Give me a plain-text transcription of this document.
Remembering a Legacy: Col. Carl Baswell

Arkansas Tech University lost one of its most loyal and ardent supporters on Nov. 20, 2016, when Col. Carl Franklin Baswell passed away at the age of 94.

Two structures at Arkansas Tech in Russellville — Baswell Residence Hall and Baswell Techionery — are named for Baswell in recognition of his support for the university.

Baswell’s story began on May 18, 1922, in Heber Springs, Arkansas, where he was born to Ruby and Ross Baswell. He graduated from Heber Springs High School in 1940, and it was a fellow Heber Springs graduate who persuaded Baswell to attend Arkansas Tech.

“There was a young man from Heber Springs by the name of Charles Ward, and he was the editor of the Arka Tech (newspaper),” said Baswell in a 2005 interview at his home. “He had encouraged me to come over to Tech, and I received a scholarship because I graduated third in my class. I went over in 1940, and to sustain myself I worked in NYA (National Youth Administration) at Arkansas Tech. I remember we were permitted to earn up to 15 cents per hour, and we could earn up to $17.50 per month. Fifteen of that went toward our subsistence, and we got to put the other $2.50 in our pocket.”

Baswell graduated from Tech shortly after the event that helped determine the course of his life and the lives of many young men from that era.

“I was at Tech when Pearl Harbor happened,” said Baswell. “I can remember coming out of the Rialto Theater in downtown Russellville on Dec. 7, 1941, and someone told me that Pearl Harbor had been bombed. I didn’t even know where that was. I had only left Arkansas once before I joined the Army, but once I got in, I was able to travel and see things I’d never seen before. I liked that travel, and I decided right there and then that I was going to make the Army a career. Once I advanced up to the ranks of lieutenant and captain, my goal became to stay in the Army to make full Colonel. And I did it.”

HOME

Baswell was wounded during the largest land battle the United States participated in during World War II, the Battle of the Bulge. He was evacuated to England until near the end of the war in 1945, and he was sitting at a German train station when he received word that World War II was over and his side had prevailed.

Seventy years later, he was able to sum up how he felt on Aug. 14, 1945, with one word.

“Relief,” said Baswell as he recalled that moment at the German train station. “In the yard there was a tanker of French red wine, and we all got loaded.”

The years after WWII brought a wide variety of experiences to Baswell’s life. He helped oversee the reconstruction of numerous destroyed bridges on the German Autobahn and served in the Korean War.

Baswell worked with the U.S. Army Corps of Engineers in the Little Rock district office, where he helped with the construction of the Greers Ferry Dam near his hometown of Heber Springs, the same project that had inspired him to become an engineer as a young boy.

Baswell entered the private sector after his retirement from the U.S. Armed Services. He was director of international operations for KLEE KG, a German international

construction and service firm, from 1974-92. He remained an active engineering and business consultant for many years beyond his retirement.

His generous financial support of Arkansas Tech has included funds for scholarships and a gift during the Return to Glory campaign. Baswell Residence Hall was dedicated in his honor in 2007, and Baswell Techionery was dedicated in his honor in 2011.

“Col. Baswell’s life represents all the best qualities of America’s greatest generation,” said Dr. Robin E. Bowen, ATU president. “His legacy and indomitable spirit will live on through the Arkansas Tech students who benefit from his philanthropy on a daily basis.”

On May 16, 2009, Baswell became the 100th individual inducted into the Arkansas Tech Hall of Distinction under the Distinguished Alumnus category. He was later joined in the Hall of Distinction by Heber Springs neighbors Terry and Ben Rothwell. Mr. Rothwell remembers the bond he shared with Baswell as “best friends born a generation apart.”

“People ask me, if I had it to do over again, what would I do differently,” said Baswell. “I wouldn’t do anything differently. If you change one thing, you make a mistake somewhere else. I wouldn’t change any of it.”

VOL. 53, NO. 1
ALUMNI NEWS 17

== == ==

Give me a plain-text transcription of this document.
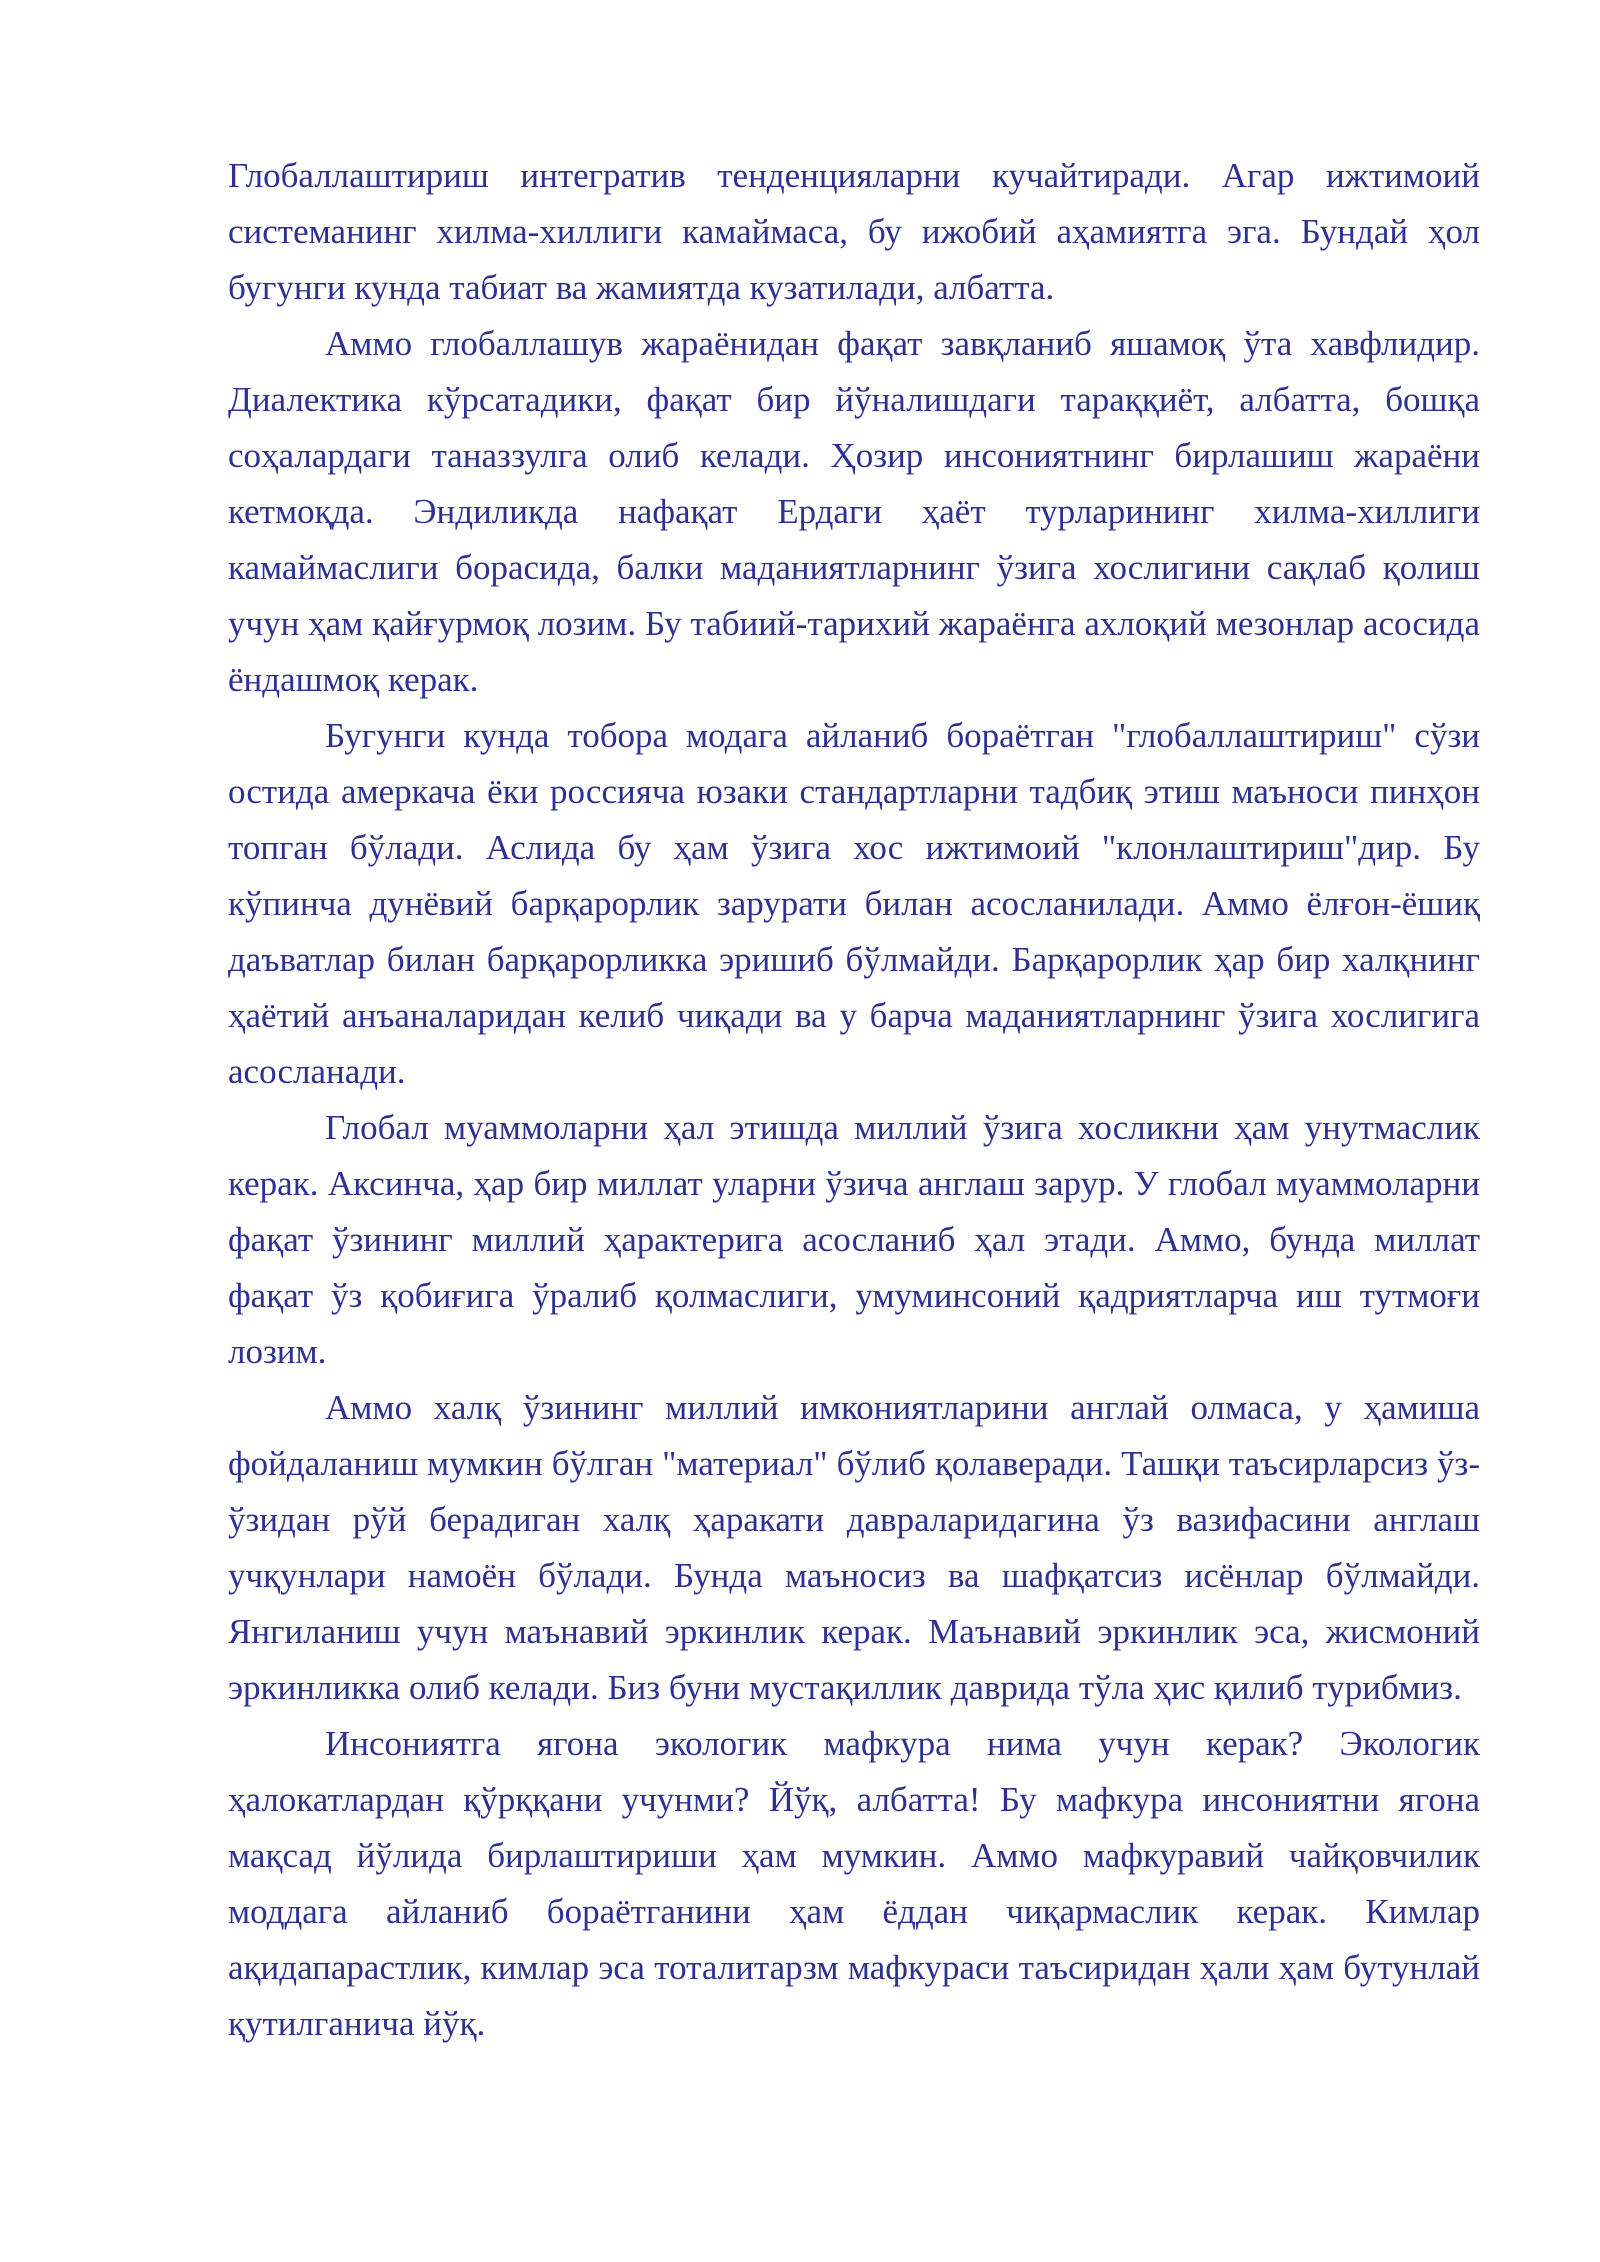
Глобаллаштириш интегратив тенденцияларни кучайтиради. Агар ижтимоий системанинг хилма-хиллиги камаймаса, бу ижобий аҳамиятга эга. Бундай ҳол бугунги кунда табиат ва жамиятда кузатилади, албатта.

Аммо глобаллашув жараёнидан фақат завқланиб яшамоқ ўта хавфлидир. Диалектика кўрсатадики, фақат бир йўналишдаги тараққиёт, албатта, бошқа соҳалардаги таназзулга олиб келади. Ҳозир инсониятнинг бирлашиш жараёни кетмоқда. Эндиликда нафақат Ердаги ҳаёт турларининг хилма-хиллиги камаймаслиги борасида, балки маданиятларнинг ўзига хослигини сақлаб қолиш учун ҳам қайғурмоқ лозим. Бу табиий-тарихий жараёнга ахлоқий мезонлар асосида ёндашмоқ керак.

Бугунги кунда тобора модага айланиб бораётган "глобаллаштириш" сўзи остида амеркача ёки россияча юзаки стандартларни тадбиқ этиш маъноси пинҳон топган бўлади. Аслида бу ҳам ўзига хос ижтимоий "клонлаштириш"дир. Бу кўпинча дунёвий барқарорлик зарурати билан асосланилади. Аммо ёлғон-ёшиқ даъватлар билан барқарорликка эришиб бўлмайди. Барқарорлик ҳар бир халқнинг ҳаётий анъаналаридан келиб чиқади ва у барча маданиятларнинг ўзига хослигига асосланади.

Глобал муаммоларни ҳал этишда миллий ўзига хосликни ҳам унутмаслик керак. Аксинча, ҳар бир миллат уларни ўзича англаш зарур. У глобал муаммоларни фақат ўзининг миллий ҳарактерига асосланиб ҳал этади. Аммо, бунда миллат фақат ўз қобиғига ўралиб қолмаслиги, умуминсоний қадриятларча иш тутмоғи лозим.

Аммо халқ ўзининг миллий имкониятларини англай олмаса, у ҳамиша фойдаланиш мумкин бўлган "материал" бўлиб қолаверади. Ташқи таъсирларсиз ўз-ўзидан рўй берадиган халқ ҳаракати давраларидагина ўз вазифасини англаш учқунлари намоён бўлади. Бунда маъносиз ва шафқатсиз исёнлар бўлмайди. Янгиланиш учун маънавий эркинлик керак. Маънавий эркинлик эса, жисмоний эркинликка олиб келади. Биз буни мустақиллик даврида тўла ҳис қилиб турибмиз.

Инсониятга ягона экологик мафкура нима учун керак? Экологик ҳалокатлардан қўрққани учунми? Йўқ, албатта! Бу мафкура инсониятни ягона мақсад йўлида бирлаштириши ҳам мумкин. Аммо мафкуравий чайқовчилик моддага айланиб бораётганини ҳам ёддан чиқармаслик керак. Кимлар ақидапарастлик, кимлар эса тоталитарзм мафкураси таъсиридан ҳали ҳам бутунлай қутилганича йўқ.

== == ==

Using the listing above, show every line that includes the string "Army".

“I was at Tech when Pearl Harbor happened,” said Baswell. “I can remember coming out of the Rialto Theater in downtown Russellville on Dec. 7, 1941, and someone told me that Pearl Harbor had been bombed. I didn’t even know where that was. I had only left Arkansas once before I joined the Army, but once I got in, I was able to travel and see things I’d never seen before. I liked that travel, and I decided right there and then that I was going to make the Army a career. Once I advanced up to the ranks of lieutenant and captain, my goal became to stay in the Army to make full Colonel. And I did it.”
Baswell worked with the U.S. Army Corps of Engineers in the Little Rock district office, where he helped with the construction of the Greers Ferry Dam near his hometown of Heber Springs, the same project that had inspired him to become an engineer as a young boy.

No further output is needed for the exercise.